THE INPUT:
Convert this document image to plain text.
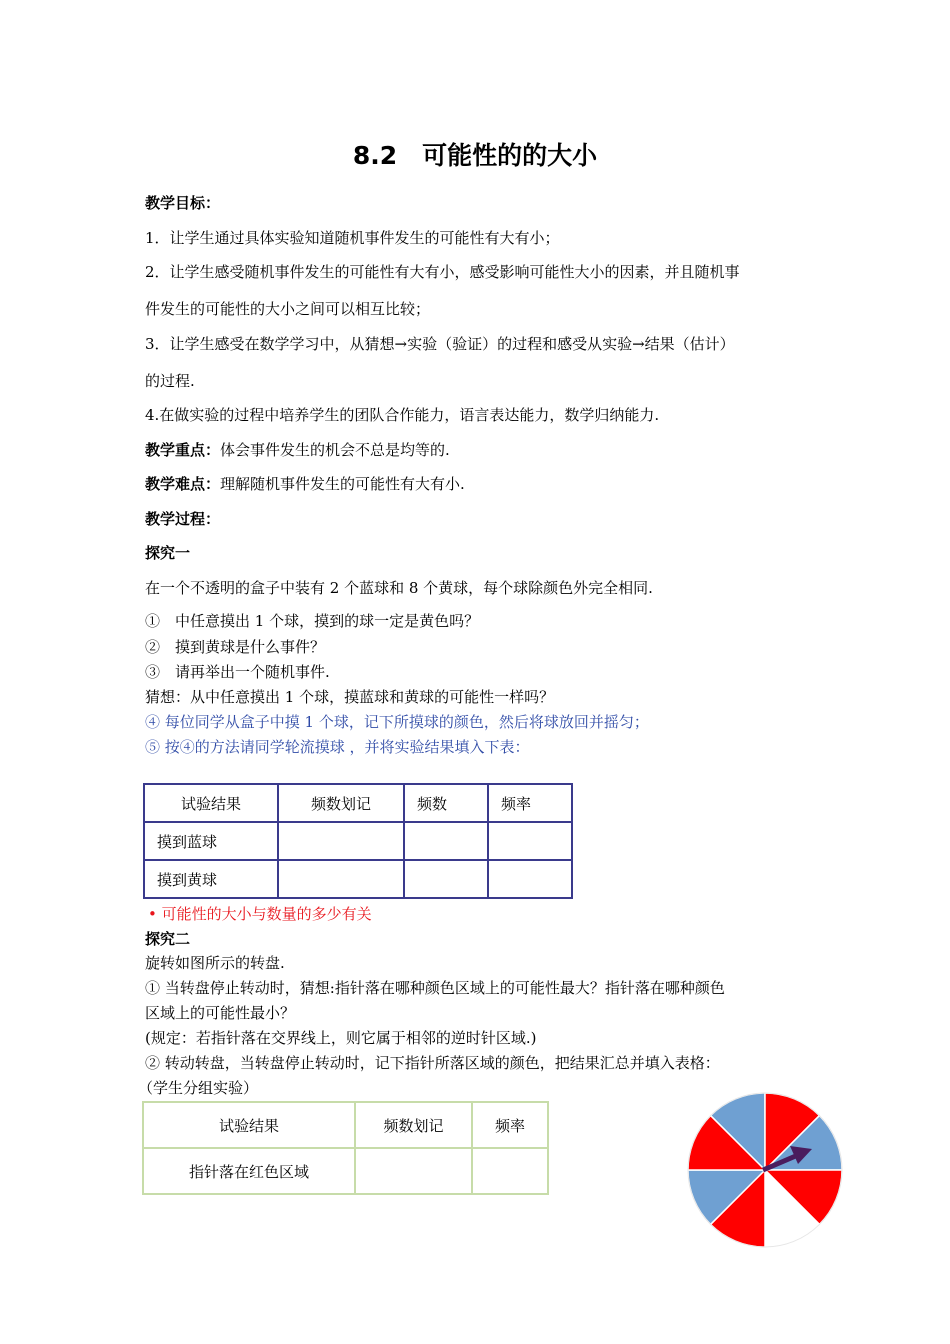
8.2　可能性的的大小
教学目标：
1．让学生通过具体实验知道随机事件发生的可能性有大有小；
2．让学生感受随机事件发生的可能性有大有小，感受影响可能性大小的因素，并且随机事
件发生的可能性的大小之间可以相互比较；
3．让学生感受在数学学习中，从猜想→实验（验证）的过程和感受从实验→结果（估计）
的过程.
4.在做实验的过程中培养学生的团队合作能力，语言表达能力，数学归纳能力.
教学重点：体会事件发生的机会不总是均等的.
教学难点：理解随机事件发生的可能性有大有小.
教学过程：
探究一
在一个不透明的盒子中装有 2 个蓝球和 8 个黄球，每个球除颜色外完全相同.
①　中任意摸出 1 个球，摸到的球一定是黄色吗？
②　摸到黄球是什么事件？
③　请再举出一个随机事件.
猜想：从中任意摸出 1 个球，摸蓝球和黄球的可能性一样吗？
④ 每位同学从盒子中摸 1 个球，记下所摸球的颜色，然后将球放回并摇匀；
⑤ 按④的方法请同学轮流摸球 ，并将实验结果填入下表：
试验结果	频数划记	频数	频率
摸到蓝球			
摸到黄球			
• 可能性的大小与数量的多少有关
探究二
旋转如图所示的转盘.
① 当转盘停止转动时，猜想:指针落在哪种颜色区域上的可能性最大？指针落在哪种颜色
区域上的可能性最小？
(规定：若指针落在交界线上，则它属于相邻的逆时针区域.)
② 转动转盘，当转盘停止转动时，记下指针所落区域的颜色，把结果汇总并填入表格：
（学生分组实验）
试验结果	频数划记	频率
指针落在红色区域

EXERCISE: Restate the whole listing above exactly, please, omitting every image.

ANSWER:
Convert this document image to plain text.
8.2　可能性的的大小
教学目标：
1．让学生通过具体实验知道随机事件发生的可能性有大有小；
2．让学生感受随机事件发生的可能性有大有小，感受影响可能性大小的因素，并且随机事
件发生的可能性的大小之间可以相互比较；
3．让学生感受在数学学习中，从猜想→实验（验证）的过程和感受从实验→结果（估计）
的过程.
4.在做实验的过程中培养学生的团队合作能力，语言表达能力，数学归纳能力.
教学重点：体会事件发生的机会不总是均等的.
教学难点：理解随机事件发生的可能性有大有小.
教学过程：
探究一
在一个不透明的盒子中装有 2 个蓝球和 8 个黄球，每个球除颜色外完全相同.
①　中任意摸出 1 个球，摸到的球一定是黄色吗？
②　摸到黄球是什么事件？
③　请再举出一个随机事件.
猜想：从中任意摸出 1 个球，摸蓝球和黄球的可能性一样吗？
④ 每位同学从盒子中摸 1 个球，记下所摸球的颜色，然后将球放回并摇匀；
⑤ 按④的方法请同学轮流摸球 ，并将实验结果填入下表：
试验结果	频数划记	频数	频率
摸到蓝球			
摸到黄球			
• 可能性的大小与数量的多少有关
探究二
旋转如图所示的转盘.
① 当转盘停止转动时，猜想:指针落在哪种颜色区域上的可能性最大？指针落在哪种颜色
区域上的可能性最小？
(规定：若指针落在交界线上，则它属于相邻的逆时针区域.)
② 转动转盘，当转盘停止转动时，记下指针所落区域的颜色，把结果汇总并填入表格：
（学生分组实验）
试验结果	频数划记	频率
指针落在红色区域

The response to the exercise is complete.